- What to produce
Please copy every line of the items below word for word, leaving out the pictures.

- Annotated element listings
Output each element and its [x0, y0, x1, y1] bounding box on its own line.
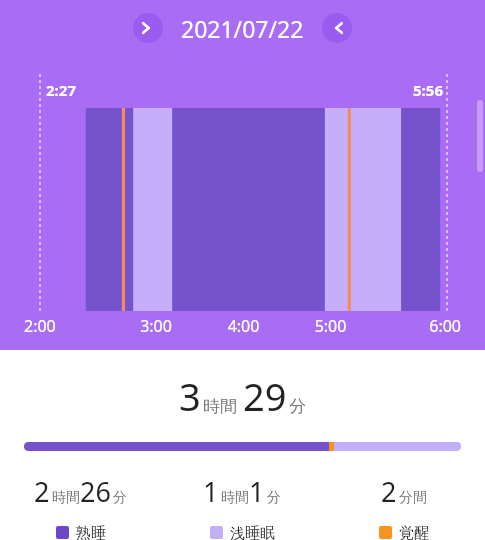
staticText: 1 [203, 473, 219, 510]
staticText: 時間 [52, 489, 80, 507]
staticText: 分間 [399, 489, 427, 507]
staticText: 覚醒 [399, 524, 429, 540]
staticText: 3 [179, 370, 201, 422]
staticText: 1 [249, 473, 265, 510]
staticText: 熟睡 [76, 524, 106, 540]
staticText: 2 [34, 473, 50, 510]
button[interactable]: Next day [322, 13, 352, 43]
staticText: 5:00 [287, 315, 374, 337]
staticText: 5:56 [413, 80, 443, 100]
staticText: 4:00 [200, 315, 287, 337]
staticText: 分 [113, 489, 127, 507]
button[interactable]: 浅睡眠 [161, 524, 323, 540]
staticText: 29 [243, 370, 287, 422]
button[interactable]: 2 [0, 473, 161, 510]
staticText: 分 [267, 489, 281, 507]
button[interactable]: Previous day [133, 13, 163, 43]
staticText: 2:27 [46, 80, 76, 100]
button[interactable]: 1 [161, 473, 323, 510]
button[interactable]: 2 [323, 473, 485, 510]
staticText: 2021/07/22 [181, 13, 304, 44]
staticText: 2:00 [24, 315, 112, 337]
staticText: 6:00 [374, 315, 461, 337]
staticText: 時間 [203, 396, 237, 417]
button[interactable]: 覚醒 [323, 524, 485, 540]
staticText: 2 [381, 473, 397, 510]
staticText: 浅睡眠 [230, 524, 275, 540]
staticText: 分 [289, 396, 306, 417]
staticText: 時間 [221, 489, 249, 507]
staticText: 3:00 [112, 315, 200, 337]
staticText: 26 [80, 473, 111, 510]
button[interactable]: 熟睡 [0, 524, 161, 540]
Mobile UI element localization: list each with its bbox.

- Exercise output
Output each element and its [x0, y0, x1, y1] bounding box on its own line.
staticText: 1 [203, 473, 219, 510]
staticText: 時間 [52, 489, 80, 507]
staticText: 分間 [399, 489, 427, 507]
staticText: 覚醒 [399, 524, 429, 540]
staticText: 3 [179, 370, 201, 422]
staticText: 1 [249, 473, 265, 510]
staticText: 熟睡 [76, 524, 106, 540]
staticText: 2 [34, 473, 50, 510]
button[interactable]: Next day [322, 13, 352, 43]
staticText: 5:00 [287, 315, 374, 337]
staticText: 5:56 [413, 80, 443, 100]
staticText: 4:00 [200, 315, 287, 337]
staticText: 分 [113, 489, 127, 507]
button[interactable]: 浅睡眠 [161, 524, 323, 540]
staticText: 29 [243, 370, 287, 422]
button[interactable]: 2 [0, 473, 161, 510]
staticText: 分 [267, 489, 281, 507]
button[interactable]: Previous day [133, 13, 163, 43]
staticText: 2:27 [46, 80, 76, 100]
button[interactable]: 1 [161, 473, 323, 510]
button[interactable]: 2 [323, 473, 485, 510]
staticText: 2021/07/22 [181, 13, 304, 44]
staticText: 2:00 [24, 315, 112, 337]
staticText: 6:00 [374, 315, 461, 337]
staticText: 時間 [203, 396, 237, 417]
button[interactable]: 覚醒 [323, 524, 485, 540]
staticText: 2 [381, 473, 397, 510]
staticText: 浅睡眠 [230, 524, 275, 540]
staticText: 分 [289, 396, 306, 417]
staticText: 時間 [221, 489, 249, 507]
staticText: 3:00 [112, 315, 200, 337]
staticText: 26 [80, 473, 111, 510]
button[interactable]: 熟睡 [0, 524, 161, 540]
Mobile UI element localization: list each with its bbox.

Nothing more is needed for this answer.